— start of PROVIDED ENTRIES —

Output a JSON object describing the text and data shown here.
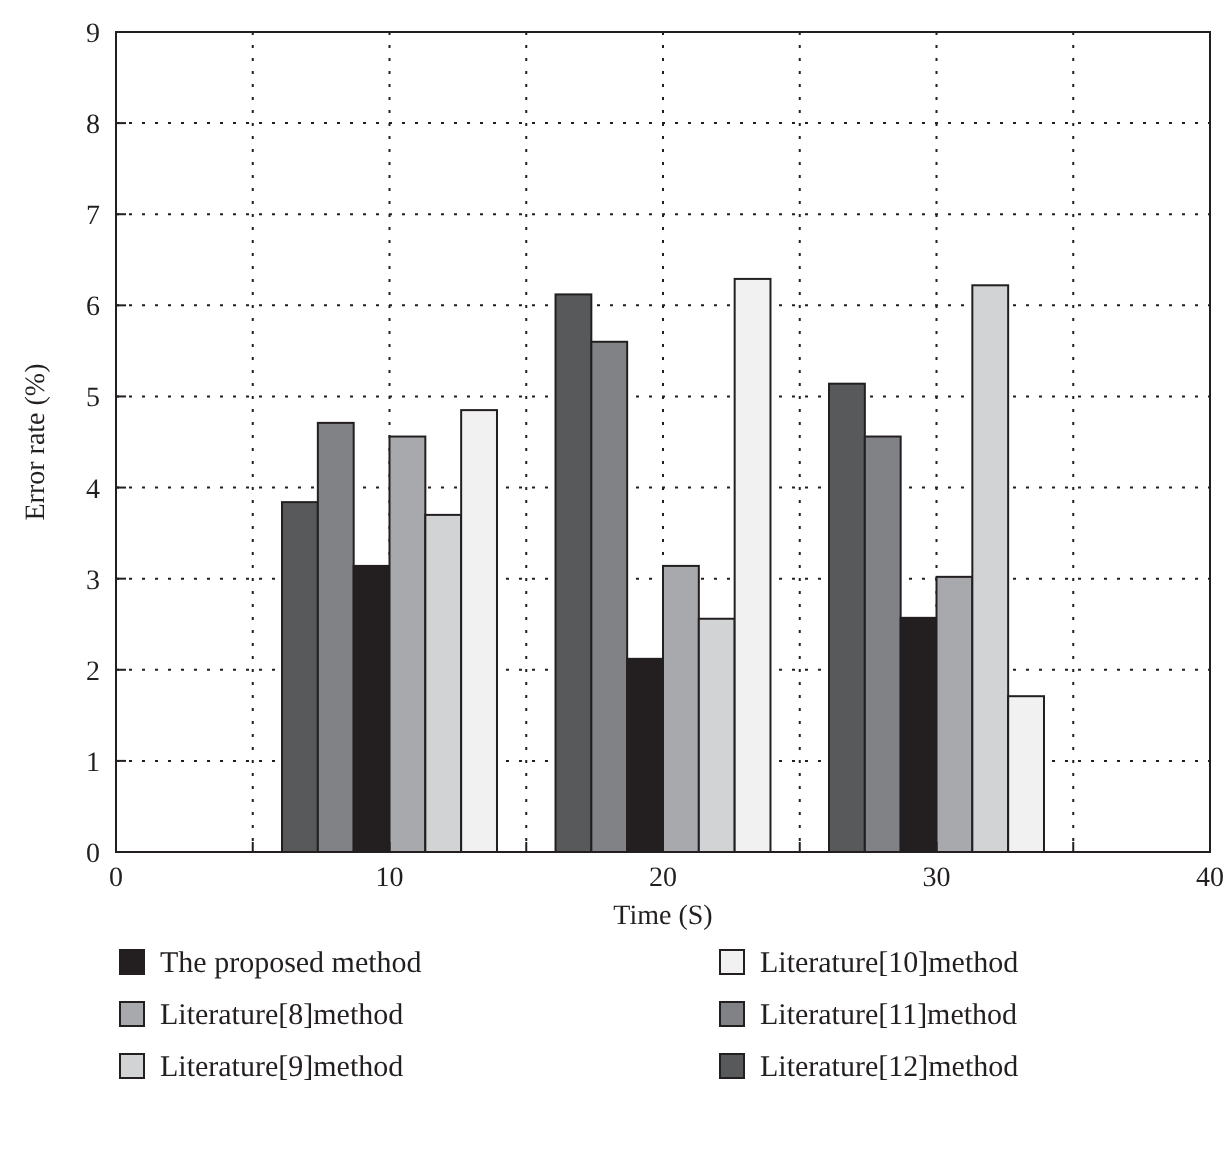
{
  "chart_data": {
    "type": "bar",
    "xlabel": "Time (S)",
    "ylabel": "Error rate (%)",
    "x": [
      10,
      20,
      30
    ],
    "series": [
      {
        "name": "Literature[12]method",
        "color": "#58595b",
        "values": [
          3.84,
          6.12,
          5.14
        ]
      },
      {
        "name": "Literature[11]method",
        "color": "#808285",
        "values": [
          4.71,
          5.6,
          4.56
        ]
      },
      {
        "name": "The proposed method",
        "color": "#231f20",
        "values": [
          3.14,
          2.12,
          2.57
        ]
      },
      {
        "name": "Literature[8]method",
        "color": "#a7a9ac",
        "values": [
          4.56,
          3.14,
          3.02
        ]
      },
      {
        "name": "Literature[9]method",
        "color": "#d1d3d4",
        "values": [
          3.7,
          2.56,
          6.22
        ]
      },
      {
        "name": "Literature[10]method",
        "color": "#f1f1f2",
        "values": [
          4.85,
          6.29,
          1.71
        ]
      }
    ],
    "xlim": [
      0,
      40
    ],
    "xticks": [
      0,
      {
        "value": 5,
        "label": null
      },
      10,
      {
        "value": 15,
        "label": null
      },
      20,
      {
        "value": 25,
        "label": null
      },
      30,
      {
        "value": 35,
        "label": null
      },
      40
    ],
    "ylim": [
      0,
      9
    ],
    "yticks": [
      0,
      1,
      2,
      3,
      4,
      5,
      6,
      7,
      8,
      9
    ],
    "grid": true,
    "legend": "bottom"
  }
}
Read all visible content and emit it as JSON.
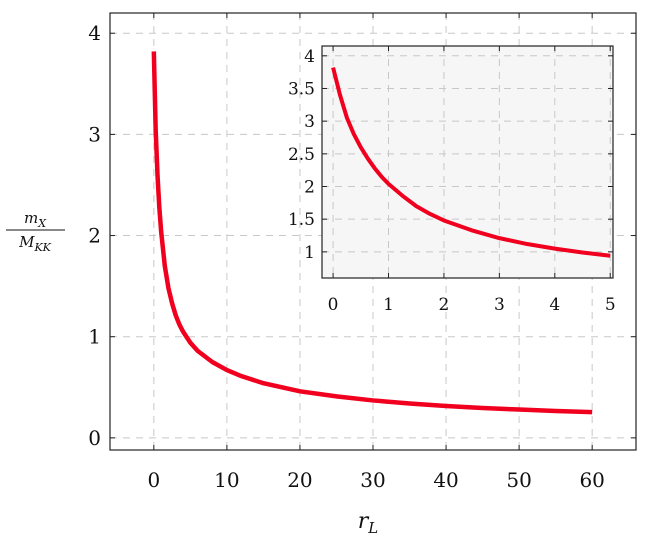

— end of PROVIDED ENTRIES —

Write out again every line above exactly as given; the pictures do not belong in the copy.

Output a JSON object describing the text and data shown here.
{
  "chart_data": {
    "type": "bar",
    "xlabel": "Time (S)",
    "ylabel": "Error rate (%)",
    "x": [
      10,
      20,
      30
    ],
    "series": [
      {
        "name": "Literature[12]method",
        "color": "#58595b",
        "values": [
          3.84,
          6.12,
          5.14
        ]
      },
      {
        "name": "Literature[11]method",
        "color": "#808285",
        "values": [
          4.71,
          5.6,
          4.56
        ]
      },
      {
        "name": "The proposed method",
        "color": "#231f20",
        "values": [
          3.14,
          2.12,
          2.57
        ]
      },
      {
        "name": "Literature[8]method",
        "color": "#a7a9ac",
        "values": [
          4.56,
          3.14,
          3.02
        ]
      },
      {
        "name": "Literature[9]method",
        "color": "#d1d3d4",
        "values": [
          3.7,
          2.56,
          6.22
        ]
      },
      {
        "name": "Literature[10]method",
        "color": "#f1f1f2",
        "values": [
          4.85,
          6.29,
          1.71
        ]
      }
    ],
    "xlim": [
      0,
      40
    ],
    "xticks": [
      0,
      {
        "value": 5,
        "label": null
      },
      10,
      {
        "value": 15,
        "label": null
      },
      20,
      {
        "value": 25,
        "label": null
      },
      30,
      {
        "value": 35,
        "label": null
      },
      40
    ],
    "ylim": [
      0,
      9
    ],
    "yticks": [
      0,
      1,
      2,
      3,
      4,
      5,
      6,
      7,
      8,
      9
    ],
    "grid": true,
    "legend": "bottom"
  }
}
Read all visible content and emit it as JSON.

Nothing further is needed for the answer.